The task:
Write out the listing below exactly, and omit any images you find in it.

Supplied entries:
- - - - - - -

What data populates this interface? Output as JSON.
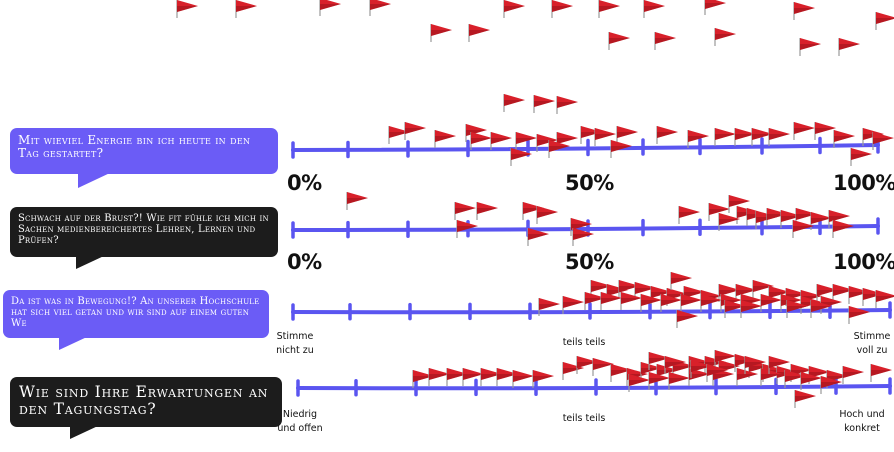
{
  "scales": [
    {
      "question": "Mit wieviel Energie bin ich heute in den Tag gestartet?",
      "labels": [
        "0%",
        "50%",
        "100%"
      ]
    },
    {
      "question": "Schwach auf der Brust?!  Wie fit fühle ich mich in Sachen medienbereichertes Lehren, Lernen und Prüfen?",
      "labels": [
        "0%",
        "50%",
        "100%"
      ]
    },
    {
      "question": "Da ist was in Bewegung!? An unserer Hochschule hat sich viel getan und wir sind auf einem guten We",
      "labels": [
        "Stimme nicht zu",
        "teils teils",
        "Stimme voll zu"
      ]
    },
    {
      "question": "Wie sind Ihre Erwartungen an den Tagungstag?",
      "labels": [
        "Niedrig und offen",
        "teils teils",
        "Hoch und konkret"
      ]
    }
  ],
  "colors": {
    "line": "#5a55f0",
    "flag": "#d8202a",
    "flag_dark": "#8e1016",
    "pole": "#9a9a9a",
    "bubble_blue": "#6b5cf6",
    "bubble_dark": "#1c1c1c"
  },
  "flag_counts": {
    "unplaced_top": 20,
    "scale_1": 34,
    "scale_2": 30,
    "scale_3": 42,
    "scale_4": 46
  }
}
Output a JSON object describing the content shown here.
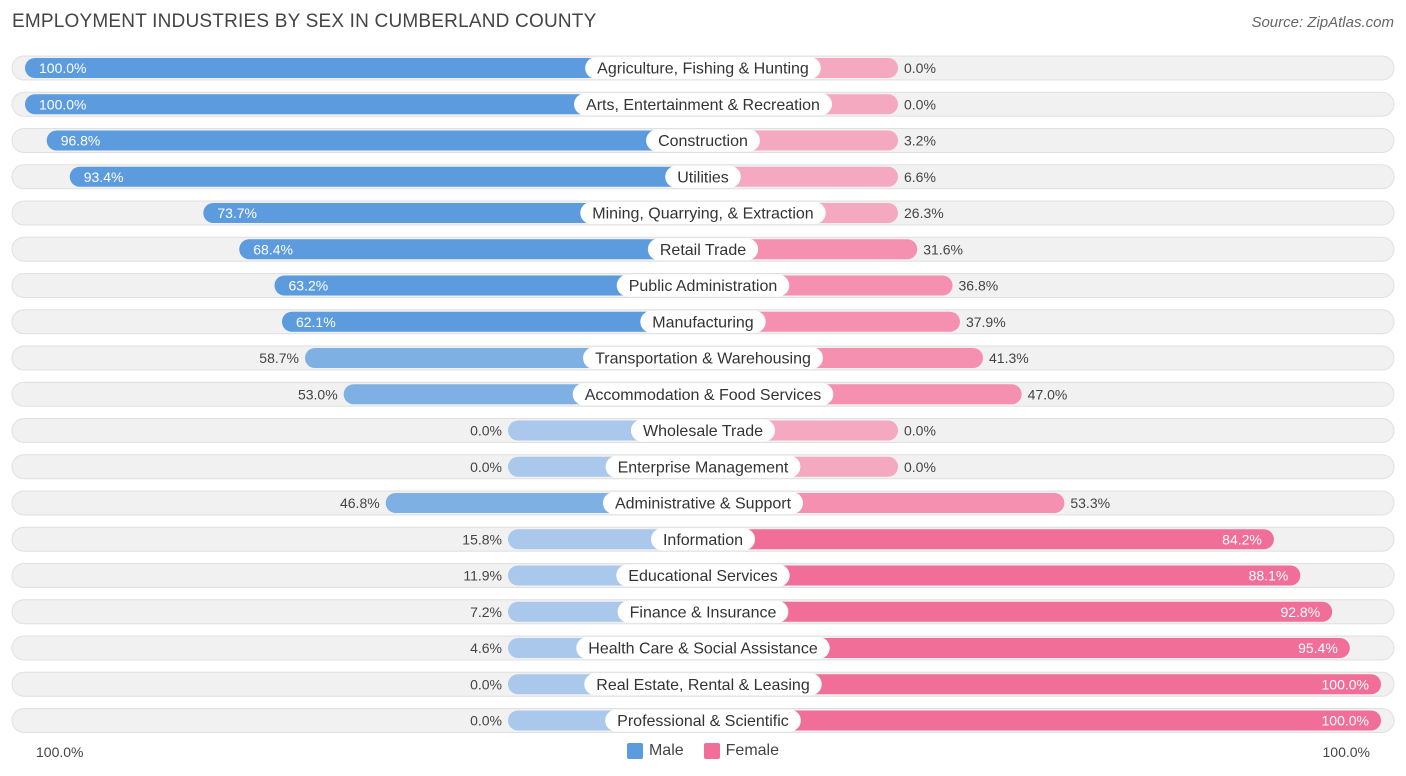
{
  "chart_data": {
    "type": "bar",
    "orientation": "horizontal-diverging",
    "title": "EMPLOYMENT INDUSTRIES BY SEX IN CUMBERLAND COUNTY",
    "source": "Source: ZipAtlas.com",
    "categories": [
      "Agriculture, Fishing & Hunting",
      "Arts, Entertainment & Recreation",
      "Construction",
      "Utilities",
      "Mining, Quarrying, & Extraction",
      "Retail Trade",
      "Public Administration",
      "Manufacturing",
      "Transportation & Warehousing",
      "Accommodation & Food Services",
      "Wholesale Trade",
      "Enterprise Management",
      "Administrative & Support",
      "Information",
      "Educational Services",
      "Finance & Insurance",
      "Health Care & Social Assistance",
      "Real Estate, Rental & Leasing",
      "Professional & Scientific"
    ],
    "series": [
      {
        "name": "Male",
        "values": [
          100.0,
          100.0,
          96.8,
          93.4,
          73.7,
          68.4,
          63.2,
          62.1,
          58.7,
          53.0,
          0.0,
          0.0,
          46.8,
          15.8,
          11.9,
          7.2,
          4.6,
          0.0,
          0.0
        ],
        "labels": [
          "100.0%",
          "100.0%",
          "96.8%",
          "93.4%",
          "73.7%",
          "68.4%",
          "63.2%",
          "62.1%",
          "58.7%",
          "53.0%",
          "0.0%",
          "0.0%",
          "46.8%",
          "15.8%",
          "11.9%",
          "7.2%",
          "4.6%",
          "0.0%",
          "0.0%"
        ]
      },
      {
        "name": "Female",
        "values": [
          0.0,
          0.0,
          3.2,
          6.6,
          26.3,
          31.6,
          36.8,
          37.9,
          41.3,
          47.0,
          0.0,
          0.0,
          53.3,
          84.2,
          88.1,
          92.8,
          95.4,
          100.0,
          100.0
        ],
        "labels": [
          "0.0%",
          "0.0%",
          "3.2%",
          "6.6%",
          "26.3%",
          "31.6%",
          "36.8%",
          "37.9%",
          "41.3%",
          "47.0%",
          "0.0%",
          "0.0%",
          "53.3%",
          "84.2%",
          "88.1%",
          "92.8%",
          "95.4%",
          "100.0%",
          "100.0%"
        ]
      }
    ],
    "axis_left_label": "100.0%",
    "axis_right_label": "100.0%",
    "xlim": [
      0,
      100
    ],
    "colors": {
      "male": "#5b9bde",
      "male_light": "#a9c8ec",
      "female": "#f06e97",
      "female_light": "#f5a9c1",
      "row_bg": "#f1f1f1",
      "row_border": "#e0e0e0"
    }
  }
}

- - - - - - -

The reply:
What data populates this interface? Output as JSON.
{
  "scales": [
    {
      "question": "Mit wieviel Energie bin ich heute in den Tag gestartet?",
      "labels": [
        "0%",
        "50%",
        "100%"
      ]
    },
    {
      "question": "Schwach auf der Brust?!  Wie fit fühle ich mich in Sachen medienbereichertes Lehren, Lernen und Prüfen?",
      "labels": [
        "0%",
        "50%",
        "100%"
      ]
    },
    {
      "question": "Da ist was in Bewegung!? An unserer Hochschule hat sich viel getan und wir sind auf einem guten We",
      "labels": [
        "Stimme nicht zu",
        "teils teils",
        "Stimme voll zu"
      ]
    },
    {
      "question": "Wie sind Ihre Erwartungen an den Tagungstag?",
      "labels": [
        "Niedrig und offen",
        "teils teils",
        "Hoch und konkret"
      ]
    }
  ],
  "colors": {
    "line": "#5a55f0",
    "flag": "#d8202a",
    "flag_dark": "#8e1016",
    "pole": "#9a9a9a",
    "bubble_blue": "#6b5cf6",
    "bubble_dark": "#1c1c1c"
  },
  "flag_counts": {
    "unplaced_top": 20,
    "scale_1": 34,
    "scale_2": 30,
    "scale_3": 42,
    "scale_4": 46
  }
}
Output a JSON object describing the content shown here.
{
  "chart_data": {
    "type": "bar",
    "orientation": "horizontal-diverging",
    "title": "EMPLOYMENT INDUSTRIES BY SEX IN CUMBERLAND COUNTY",
    "source": "Source: ZipAtlas.com",
    "categories": [
      "Agriculture, Fishing & Hunting",
      "Arts, Entertainment & Recreation",
      "Construction",
      "Utilities",
      "Mining, Quarrying, & Extraction",
      "Retail Trade",
      "Public Administration",
      "Manufacturing",
      "Transportation & Warehousing",
      "Accommodation & Food Services",
      "Wholesale Trade",
      "Enterprise Management",
      "Administrative & Support",
      "Information",
      "Educational Services",
      "Finance & Insurance",
      "Health Care & Social Assistance",
      "Real Estate, Rental & Leasing",
      "Professional & Scientific"
    ],
    "series": [
      {
        "name": "Male",
        "values": [
          100.0,
          100.0,
          96.8,
          93.4,
          73.7,
          68.4,
          63.2,
          62.1,
          58.7,
          53.0,
          0.0,
          0.0,
          46.8,
          15.8,
          11.9,
          7.2,
          4.6,
          0.0,
          0.0
        ],
        "labels": [
          "100.0%",
          "100.0%",
          "96.8%",
          "93.4%",
          "73.7%",
          "68.4%",
          "63.2%",
          "62.1%",
          "58.7%",
          "53.0%",
          "0.0%",
          "0.0%",
          "46.8%",
          "15.8%",
          "11.9%",
          "7.2%",
          "4.6%",
          "0.0%",
          "0.0%"
        ]
      },
      {
        "name": "Female",
        "values": [
          0.0,
          0.0,
          3.2,
          6.6,
          26.3,
          31.6,
          36.8,
          37.9,
          41.3,
          47.0,
          0.0,
          0.0,
          53.3,
          84.2,
          88.1,
          92.8,
          95.4,
          100.0,
          100.0
        ],
        "labels": [
          "0.0%",
          "0.0%",
          "3.2%",
          "6.6%",
          "26.3%",
          "31.6%",
          "36.8%",
          "37.9%",
          "41.3%",
          "47.0%",
          "0.0%",
          "0.0%",
          "53.3%",
          "84.2%",
          "88.1%",
          "92.8%",
          "95.4%",
          "100.0%",
          "100.0%"
        ]
      }
    ],
    "axis_left_label": "100.0%",
    "axis_right_label": "100.0%",
    "xlim": [
      0,
      100
    ],
    "colors": {
      "male": "#5b9bde",
      "male_light": "#a9c8ec",
      "female": "#f06e97",
      "female_light": "#f5a9c1",
      "row_bg": "#f1f1f1",
      "row_border": "#e0e0e0"
    }
  }
}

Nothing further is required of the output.